»»

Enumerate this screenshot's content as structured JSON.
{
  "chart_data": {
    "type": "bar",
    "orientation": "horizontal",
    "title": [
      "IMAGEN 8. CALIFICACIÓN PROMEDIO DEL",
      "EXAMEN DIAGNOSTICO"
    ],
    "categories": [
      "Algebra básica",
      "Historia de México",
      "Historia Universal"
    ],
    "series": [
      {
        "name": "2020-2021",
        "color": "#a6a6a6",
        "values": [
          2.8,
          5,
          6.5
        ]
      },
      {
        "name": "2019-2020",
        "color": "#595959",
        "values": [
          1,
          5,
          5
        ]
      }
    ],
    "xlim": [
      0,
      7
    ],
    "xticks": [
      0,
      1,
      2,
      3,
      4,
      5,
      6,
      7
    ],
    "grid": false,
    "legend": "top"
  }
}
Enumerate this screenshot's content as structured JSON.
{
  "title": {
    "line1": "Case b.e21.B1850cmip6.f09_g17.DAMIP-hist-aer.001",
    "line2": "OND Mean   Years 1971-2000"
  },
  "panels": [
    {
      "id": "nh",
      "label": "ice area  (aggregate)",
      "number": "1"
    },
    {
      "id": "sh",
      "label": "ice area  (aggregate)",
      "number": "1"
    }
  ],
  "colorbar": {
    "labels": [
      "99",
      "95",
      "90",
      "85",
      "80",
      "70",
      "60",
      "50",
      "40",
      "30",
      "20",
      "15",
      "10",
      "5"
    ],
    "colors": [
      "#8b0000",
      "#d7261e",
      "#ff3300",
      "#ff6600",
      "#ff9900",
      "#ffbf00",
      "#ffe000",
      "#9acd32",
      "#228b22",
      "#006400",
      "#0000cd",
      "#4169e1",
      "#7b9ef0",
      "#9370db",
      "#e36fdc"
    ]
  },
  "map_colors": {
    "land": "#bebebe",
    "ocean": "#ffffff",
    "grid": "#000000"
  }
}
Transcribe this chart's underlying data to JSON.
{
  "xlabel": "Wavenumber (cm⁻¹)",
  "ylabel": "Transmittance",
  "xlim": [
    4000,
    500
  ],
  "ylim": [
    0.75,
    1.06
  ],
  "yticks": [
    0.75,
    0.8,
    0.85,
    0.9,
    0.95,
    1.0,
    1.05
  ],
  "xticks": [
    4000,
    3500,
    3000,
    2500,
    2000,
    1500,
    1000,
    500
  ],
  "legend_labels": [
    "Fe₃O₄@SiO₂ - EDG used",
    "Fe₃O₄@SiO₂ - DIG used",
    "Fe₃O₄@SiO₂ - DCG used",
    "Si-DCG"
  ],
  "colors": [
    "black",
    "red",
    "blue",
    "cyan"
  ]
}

««

### DESCRIPTION OF THE TASK
Report how many lines of the preceding records include "Fe₃O₄". Output the number only.

### RESPONSE TO THE EXERCISE
3